◆ OBJECTIVE
Reproduce the closing part of the entries exactly: the line with "Convert this screenshot" and all lines after it, ending with the last line, and nothing else.

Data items
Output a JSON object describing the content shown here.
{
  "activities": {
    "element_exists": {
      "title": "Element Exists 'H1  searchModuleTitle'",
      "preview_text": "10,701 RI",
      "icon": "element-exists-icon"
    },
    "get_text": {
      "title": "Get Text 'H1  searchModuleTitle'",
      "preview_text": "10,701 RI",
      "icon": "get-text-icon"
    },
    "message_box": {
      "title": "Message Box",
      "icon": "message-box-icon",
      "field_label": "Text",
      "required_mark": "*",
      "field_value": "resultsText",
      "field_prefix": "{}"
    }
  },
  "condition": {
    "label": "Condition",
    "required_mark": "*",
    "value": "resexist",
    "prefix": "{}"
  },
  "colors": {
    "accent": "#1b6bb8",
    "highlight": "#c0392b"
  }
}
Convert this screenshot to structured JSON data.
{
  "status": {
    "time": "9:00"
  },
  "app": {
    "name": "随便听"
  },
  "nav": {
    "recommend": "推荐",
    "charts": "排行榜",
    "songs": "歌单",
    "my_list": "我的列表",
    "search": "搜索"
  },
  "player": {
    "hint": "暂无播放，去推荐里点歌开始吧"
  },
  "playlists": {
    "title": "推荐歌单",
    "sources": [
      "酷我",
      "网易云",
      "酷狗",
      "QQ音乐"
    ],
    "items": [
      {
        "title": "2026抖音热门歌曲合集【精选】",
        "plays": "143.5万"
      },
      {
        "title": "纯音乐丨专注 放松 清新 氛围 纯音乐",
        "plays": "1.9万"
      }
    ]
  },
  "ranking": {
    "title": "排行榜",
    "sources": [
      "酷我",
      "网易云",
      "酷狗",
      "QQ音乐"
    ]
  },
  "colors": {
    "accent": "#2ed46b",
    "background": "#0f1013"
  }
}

◆ TASK RESULT
Convert this screenshot to structured JSON data.
{
  "status": {
    "time": "9:00"
  },
  "app": {
    "name": "随便听"
  },
  "nav": {
    "recommend": "推荐",
    "charts": "排行榜",
    "songs": "歌单",
    "my_list": "我的列表",
    "search": "搜索"
  },
  "player": {
    "hint": "暂无播放，去推荐里点歌开始吧"
  },
  "playlists": {
    "title": "推荐歌单",
    "sources": [
      "酷我",
      "网易云",
      "酷狗",
      "QQ音乐"
    ],
    "items": [
      {
        "title": "2026抖音热门歌曲合集【精选】",
        "plays": "143.5万"
      },
      {
        "title": "纯音乐丨专注 放松 清新 氛围 纯音乐",
        "plays": "1.9万"
      }
    ]
  },
  "ranking": {
    "title": "排行榜",
    "sources": [
      "酷我",
      "网易云",
      "酷狗",
      "QQ音乐"
    ]
  },
  "colors": {
    "accent": "#2ed46b",
    "background": "#0f1013"
  }
}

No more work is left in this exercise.